Identify every line in the records below that contains the word "style", and copy each of those lines.

---------- SOURCE DATA

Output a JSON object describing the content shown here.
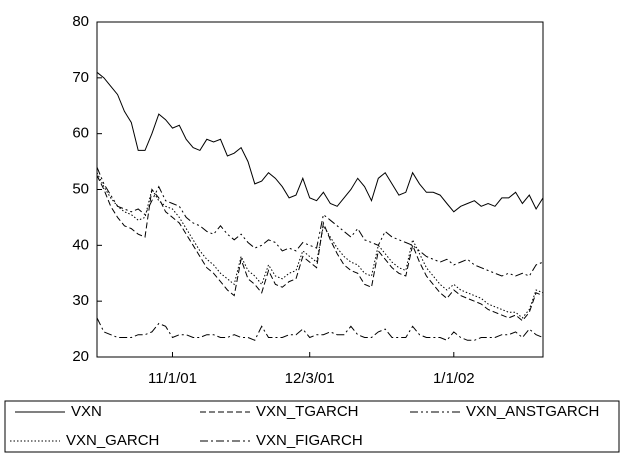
{
  "chart_data": {
    "type": "line",
    "categories": [
      null,
      null,
      null,
      null,
      null,
      null,
      null,
      null,
      null,
      null,
      null,
      "11/1/01",
      null,
      null,
      null,
      null,
      null,
      null,
      null,
      null,
      null,
      null,
      null,
      null,
      null,
      null,
      null,
      null,
      null,
      null,
      null,
      "12/3/01",
      null,
      null,
      null,
      null,
      null,
      null,
      null,
      null,
      null,
      null,
      null,
      null,
      null,
      null,
      null,
      null,
      null,
      null,
      null,
      null,
      "1/1/02",
      null,
      null,
      null,
      null,
      null,
      null,
      null,
      null,
      null,
      null,
      null,
      null,
      null
    ],
    "ylim": [
      20,
      80
    ],
    "yticks": [
      20,
      30,
      40,
      50,
      60,
      70,
      80
    ],
    "grid": false,
    "series": [
      {
        "name": "VXN",
        "color": "#000000",
        "style": "solid",
        "values": [
          71,
          70,
          68.5,
          67,
          64,
          62,
          57,
          57,
          60,
          63.5,
          62.5,
          61,
          61.5,
          59,
          57.5,
          57,
          59,
          58.5,
          59,
          56,
          56.5,
          57.5,
          55,
          51,
          51.5,
          53,
          52,
          50.5,
          48.5,
          49,
          52,
          48.5,
          48,
          49.5,
          47.5,
          47,
          48.5,
          50,
          52,
          50.5,
          48,
          52,
          53,
          51,
          49,
          49.5,
          53,
          51,
          49.5,
          49.5,
          49,
          47.5,
          46,
          47,
          47.5,
          48,
          47,
          47.5,
          47,
          48.5,
          48.5,
          49.5,
          47.5,
          49,
          46.5,
          48.5
        ]
      },
      {
        "name": "VXN_TGARCH",
        "color": "#000000",
        "style": "dashed",
        "values": [
          52.5,
          50,
          47,
          45,
          43.5,
          43,
          42,
          41.5,
          50,
          48.5,
          46,
          45,
          44,
          42,
          40,
          38,
          36,
          35,
          33.5,
          32,
          31,
          37.5,
          34,
          33,
          31.5,
          35.5,
          33,
          32.5,
          33.5,
          34,
          38,
          37,
          36,
          44,
          41,
          38.5,
          36.5,
          35.5,
          35,
          33,
          32.5,
          39,
          37.5,
          36,
          35,
          34.5,
          40,
          37,
          34.5,
          33,
          31.5,
          30.5,
          32,
          31,
          30.5,
          30,
          29.5,
          28.5,
          28,
          27.5,
          27,
          27.5,
          26.5,
          28,
          31.5,
          31
        ]
      },
      {
        "name": "VXN_ANSTGARCH",
        "color": "#000000",
        "style": "dashdotdot",
        "values": [
          54,
          51,
          49,
          47,
          46.5,
          46,
          46.5,
          45.5,
          48,
          50.5,
          48,
          47.5,
          47,
          45,
          44,
          43.5,
          42.5,
          42,
          43.5,
          42,
          41,
          42,
          40.5,
          39.5,
          40,
          41,
          40.5,
          39,
          39.5,
          39,
          40.5,
          40,
          39.5,
          45.5,
          44.5,
          43.5,
          42.5,
          41.5,
          43,
          41,
          40.5,
          40,
          42.5,
          41.5,
          41,
          40.5,
          40,
          39,
          38,
          37.5,
          37,
          37.5,
          36.5,
          37,
          37.5,
          36.5,
          36,
          35.5,
          35,
          34.5,
          35,
          34.5,
          35,
          34.5,
          36.5,
          37
        ]
      },
      {
        "name": "VXN_GARCH",
        "color": "#000000",
        "style": "dotted",
        "values": [
          53,
          50.5,
          48.5,
          47,
          46,
          45.5,
          44.5,
          45,
          50,
          48,
          47,
          46.5,
          45,
          43,
          41,
          39,
          37.5,
          36.5,
          35,
          34,
          33,
          38,
          35.5,
          34.5,
          33,
          36.5,
          34.5,
          34,
          35,
          35.5,
          39,
          38,
          37,
          43.5,
          41.5,
          39.5,
          38,
          37,
          36.5,
          35,
          34.5,
          40,
          38.5,
          37,
          36,
          35.5,
          41,
          38.5,
          36,
          34.5,
          33,
          32,
          33,
          32,
          31.5,
          31,
          30.5,
          29.5,
          29,
          28.5,
          28,
          28,
          27,
          28.5,
          32,
          31.5
        ]
      },
      {
        "name": "VXN_FIGARCH",
        "color": "#000000",
        "style": "dashdot",
        "values": [
          27,
          24.5,
          24,
          23.5,
          23.5,
          23.5,
          24,
          24,
          24.5,
          26,
          25.5,
          23.5,
          24,
          24,
          23.5,
          23.5,
          24,
          24,
          23.5,
          23.5,
          24,
          23.5,
          23.5,
          23,
          25.5,
          23.5,
          23.5,
          23.5,
          24,
          24,
          25,
          23.5,
          24,
          24,
          24.5,
          24,
          24,
          25.5,
          24,
          23.5,
          23.5,
          24.5,
          25,
          23.5,
          23.5,
          23.5,
          25.5,
          24,
          23.5,
          23.5,
          23.5,
          23,
          24.5,
          23.5,
          23,
          23,
          23.5,
          23.5,
          23.5,
          24,
          24,
          24.5,
          23.5,
          25,
          24,
          23.5
        ]
      }
    ]
  }
}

--------------------

▶ _ANSWER TO THIS PROBLEM_
        "style": "solid",
        "style": "dashed",
        "style": "dashdotdot",
        "style": "dotted",
        "style": "dashdot",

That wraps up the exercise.